# Written instruction
Find each line with the string "мэдэл" and report it.
------------------------------------------------------------------------
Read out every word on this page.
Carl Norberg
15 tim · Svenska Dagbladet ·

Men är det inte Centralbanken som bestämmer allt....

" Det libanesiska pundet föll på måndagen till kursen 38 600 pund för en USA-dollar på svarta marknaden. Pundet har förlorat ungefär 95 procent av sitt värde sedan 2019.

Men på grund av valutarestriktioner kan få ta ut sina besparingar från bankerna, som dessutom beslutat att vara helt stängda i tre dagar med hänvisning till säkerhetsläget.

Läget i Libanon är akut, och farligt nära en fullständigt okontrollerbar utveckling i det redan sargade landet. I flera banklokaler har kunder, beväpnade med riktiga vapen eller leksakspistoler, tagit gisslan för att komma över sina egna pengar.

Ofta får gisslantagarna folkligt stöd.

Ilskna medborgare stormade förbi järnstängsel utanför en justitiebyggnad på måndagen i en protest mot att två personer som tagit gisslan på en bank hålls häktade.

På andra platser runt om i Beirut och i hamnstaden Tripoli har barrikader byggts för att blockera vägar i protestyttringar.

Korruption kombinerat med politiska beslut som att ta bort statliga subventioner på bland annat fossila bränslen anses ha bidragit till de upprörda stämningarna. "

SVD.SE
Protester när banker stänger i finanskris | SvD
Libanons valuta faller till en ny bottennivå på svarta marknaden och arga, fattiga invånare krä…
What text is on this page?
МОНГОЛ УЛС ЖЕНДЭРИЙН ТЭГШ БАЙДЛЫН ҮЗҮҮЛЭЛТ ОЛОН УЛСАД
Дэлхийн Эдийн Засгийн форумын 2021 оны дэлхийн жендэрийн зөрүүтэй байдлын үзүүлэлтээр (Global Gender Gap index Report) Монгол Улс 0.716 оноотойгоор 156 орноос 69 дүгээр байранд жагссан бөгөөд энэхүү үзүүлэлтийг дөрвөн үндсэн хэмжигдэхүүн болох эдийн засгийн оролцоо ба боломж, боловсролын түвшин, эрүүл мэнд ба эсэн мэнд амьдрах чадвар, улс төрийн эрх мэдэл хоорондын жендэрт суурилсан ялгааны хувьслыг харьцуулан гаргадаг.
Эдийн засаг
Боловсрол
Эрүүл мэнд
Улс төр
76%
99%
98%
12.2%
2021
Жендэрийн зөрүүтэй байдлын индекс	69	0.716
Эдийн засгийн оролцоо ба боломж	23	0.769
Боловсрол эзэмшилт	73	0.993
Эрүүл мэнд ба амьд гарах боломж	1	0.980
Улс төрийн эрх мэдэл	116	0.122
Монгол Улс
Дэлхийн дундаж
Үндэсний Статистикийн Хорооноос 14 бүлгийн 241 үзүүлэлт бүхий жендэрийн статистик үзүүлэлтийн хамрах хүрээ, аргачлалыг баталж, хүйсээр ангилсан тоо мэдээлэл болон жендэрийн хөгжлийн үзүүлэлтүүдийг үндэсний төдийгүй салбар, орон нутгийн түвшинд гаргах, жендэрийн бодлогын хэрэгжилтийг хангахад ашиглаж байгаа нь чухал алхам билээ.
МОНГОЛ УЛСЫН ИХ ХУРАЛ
------------------------------------------------------------------------
# Exercise result
Дэлхийн Эдийн Засгийн форумын 2021 оны дэлхийн жендэрийн зөрүүтэй байдлын үзүүлэлтээр (Global Gender Gap index Report) Монгол Улс 0.716 оноотойгоор 156 орноос 69 дүгээр байранд жагссан бөгөөд энэхүү үзүүлэлтийг дөрвөн үндсэн хэмжигдэхүүн болох эдийн засгийн оролцоо ба боломж, боловсролын түвшин, эрүүл мэнд ба эсэн мэнд амьдрах чадвар, улс төрийн эрх мэдэл хоорондын жендэрт суурилсан ялгааны хувьслыг харьцуулан гаргадаг.
Улс төрийн эрх мэдэл	116	0.122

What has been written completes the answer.